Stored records
● ● ● ● ●

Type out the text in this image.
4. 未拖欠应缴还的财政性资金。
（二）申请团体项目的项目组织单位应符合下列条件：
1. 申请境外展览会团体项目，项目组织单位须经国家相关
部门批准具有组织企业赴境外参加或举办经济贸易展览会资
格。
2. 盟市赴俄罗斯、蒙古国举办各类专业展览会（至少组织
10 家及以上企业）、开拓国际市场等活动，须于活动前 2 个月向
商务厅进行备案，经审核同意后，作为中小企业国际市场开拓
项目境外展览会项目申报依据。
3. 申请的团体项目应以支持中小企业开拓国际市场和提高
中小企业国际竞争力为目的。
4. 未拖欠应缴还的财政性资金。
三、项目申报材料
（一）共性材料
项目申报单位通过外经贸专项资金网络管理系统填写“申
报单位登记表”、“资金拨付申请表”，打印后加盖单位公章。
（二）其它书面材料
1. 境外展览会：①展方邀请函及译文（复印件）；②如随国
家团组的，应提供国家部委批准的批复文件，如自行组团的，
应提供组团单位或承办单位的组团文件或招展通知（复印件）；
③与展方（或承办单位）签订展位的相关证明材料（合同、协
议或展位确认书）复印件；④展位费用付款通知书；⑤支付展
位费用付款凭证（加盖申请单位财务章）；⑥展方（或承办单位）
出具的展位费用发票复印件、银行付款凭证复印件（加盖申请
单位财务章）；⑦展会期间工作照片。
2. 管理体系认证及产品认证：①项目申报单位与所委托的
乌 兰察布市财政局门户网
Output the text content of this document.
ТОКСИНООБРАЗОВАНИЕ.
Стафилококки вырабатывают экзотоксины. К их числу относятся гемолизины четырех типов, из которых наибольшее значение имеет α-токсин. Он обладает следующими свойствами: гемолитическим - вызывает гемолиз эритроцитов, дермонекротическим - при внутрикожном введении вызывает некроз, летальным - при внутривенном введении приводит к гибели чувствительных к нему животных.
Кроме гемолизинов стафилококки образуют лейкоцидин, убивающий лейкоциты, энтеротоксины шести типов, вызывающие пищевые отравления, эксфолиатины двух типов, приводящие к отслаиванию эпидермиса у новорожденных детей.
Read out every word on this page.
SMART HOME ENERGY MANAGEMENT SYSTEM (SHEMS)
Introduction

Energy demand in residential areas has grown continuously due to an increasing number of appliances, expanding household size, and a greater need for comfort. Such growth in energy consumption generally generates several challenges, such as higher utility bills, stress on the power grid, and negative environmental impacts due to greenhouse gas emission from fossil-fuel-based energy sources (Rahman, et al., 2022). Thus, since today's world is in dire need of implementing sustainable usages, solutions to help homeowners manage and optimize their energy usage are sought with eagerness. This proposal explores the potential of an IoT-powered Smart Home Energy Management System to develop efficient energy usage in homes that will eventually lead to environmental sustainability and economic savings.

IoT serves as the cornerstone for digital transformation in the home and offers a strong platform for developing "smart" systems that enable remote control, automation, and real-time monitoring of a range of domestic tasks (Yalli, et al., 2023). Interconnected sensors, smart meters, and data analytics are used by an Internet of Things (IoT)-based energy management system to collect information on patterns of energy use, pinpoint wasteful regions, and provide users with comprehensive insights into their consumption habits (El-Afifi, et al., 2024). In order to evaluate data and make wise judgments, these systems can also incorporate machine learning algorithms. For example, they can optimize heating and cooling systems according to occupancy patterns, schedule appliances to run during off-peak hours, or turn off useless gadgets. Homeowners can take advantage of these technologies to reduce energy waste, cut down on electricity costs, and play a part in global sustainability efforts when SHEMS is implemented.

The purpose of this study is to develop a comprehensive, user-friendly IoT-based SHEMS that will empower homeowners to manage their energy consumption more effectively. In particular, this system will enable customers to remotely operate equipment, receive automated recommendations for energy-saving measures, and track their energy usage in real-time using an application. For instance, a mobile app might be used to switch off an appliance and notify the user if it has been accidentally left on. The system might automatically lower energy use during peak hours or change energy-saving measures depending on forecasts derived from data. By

● ● ● ● ●

What to do ▸ Your task is to retype all of the records exactly.

Result for this exercise ▸
Type out the text in this image.
4. 未拖欠应缴还的财政性资金。
（二）申请团体项目的项目组织单位应符合下列条件：
1. 申请境外展览会团体项目，项目组织单位须经国家相关
部门批准具有组织企业赴境外参加或举办经济贸易展览会资
格。
2. 盟市赴俄罗斯、蒙古国举办各类专业展览会（至少组织
10 家及以上企业）、开拓国际市场等活动，须于活动前 2 个月向
商务厅进行备案，经审核同意后，作为中小企业国际市场开拓
项目境外展览会项目申报依据。
3. 申请的团体项目应以支持中小企业开拓国际市场和提高
中小企业国际竞争力为目的。
4. 未拖欠应缴还的财政性资金。
三、项目申报材料
（一）共性材料
项目申报单位通过外经贸专项资金网络管理系统填写“申
报单位登记表”、“资金拨付申请表”，打印后加盖单位公章。
（二）其它书面材料
1. 境外展览会：①展方邀请函及译文（复印件）；②如随国
家团组的，应提供国家部委批准的批复文件，如自行组团的，
应提供组团单位或承办单位的组团文件或招展通知（复印件）；
③与展方（或承办单位）签订展位的相关证明材料（合同、协
议或展位确认书）复印件；④展位费用付款通知书；⑤支付展
位费用付款凭证（加盖申请单位财务章）；⑥展方（或承办单位）
出具的展位费用发票复印件、银行付款凭证复印件（加盖申请
单位财务章）；⑦展会期间工作照片。
2. 管理体系认证及产品认证：①项目申报单位与所委托的
乌 兰察布市财政局门户网
Output the text content of this document.
ТОКСИНООБРАЗОВАНИЕ.
Стафилококки вырабатывают экзотоксины. К их числу относятся гемолизины четырех типов, из которых наибольшее значение имеет α-токсин. Он обладает следующими свойствами: гемолитическим - вызывает гемолиз эритроцитов, дермонекротическим - при внутрикожном введении вызывает некроз, летальным - при внутривенном введении приводит к гибели чувствительных к нему животных.
Кроме гемолизинов стафилококки образуют лейкоцидин, убивающий лейкоциты, энтеротоксины шести типов, вызывающие пищевые отравления, эксфолиатины двух типов, приводящие к отслаиванию эпидермиса у новорожденных детей.
Read out every word on this page.
SMART HOME ENERGY MANAGEMENT SYSTEM (SHEMS)
Introduction

Energy demand in residential areas has grown continuously due to an increasing number of appliances, expanding household size, and a greater need for comfort. Such growth in energy consumption generally generates several challenges, such as higher utility bills, stress on the power grid, and negative environmental impacts due to greenhouse gas emission from fossil-fuel-based energy sources (Rahman, et al., 2022). Thus, since today's world is in dire need of implementing sustainable usages, solutions to help homeowners manage and optimize their energy usage are sought with eagerness. This proposal explores the potential of an IoT-powered Smart Home Energy Management System to develop efficient energy usage in homes that will eventually lead to environmental sustainability and economic savings.

IoT serves as the cornerstone for digital transformation in the home and offers a strong platform for developing "smart" systems that enable remote control, automation, and real-time monitoring of a range of domestic tasks (Yalli, et al., 2023). Interconnected sensors, smart meters, and data analytics are used by an Internet of Things (IoT)-based energy management system to collect information on patterns of energy use, pinpoint wasteful regions, and provide users with comprehensive insights into their consumption habits (El-Afifi, et al., 2024). In order to evaluate data and make wise judgments, these systems can also incorporate machine learning algorithms. For example, they can optimize heating and cooling systems according to occupancy patterns, schedule appliances to run during off-peak hours, or turn off useless gadgets. Homeowners can take advantage of these technologies to reduce energy waste, cut down on electricity costs, and play a part in global sustainability efforts when SHEMS is implemented.

The purpose of this study is to develop a comprehensive, user-friendly IoT-based SHEMS that will empower homeowners to manage their energy consumption more effectively. In particular, this system will enable customers to remotely operate equipment, receive automated recommendations for energy-saving measures, and track their energy usage in real-time using an application. For instance, a mobile app might be used to switch off an appliance and notify the user if it has been accidentally left on. The system might automatically lower energy use during peak hours or change energy-saving measures depending on forecasts derived from data. By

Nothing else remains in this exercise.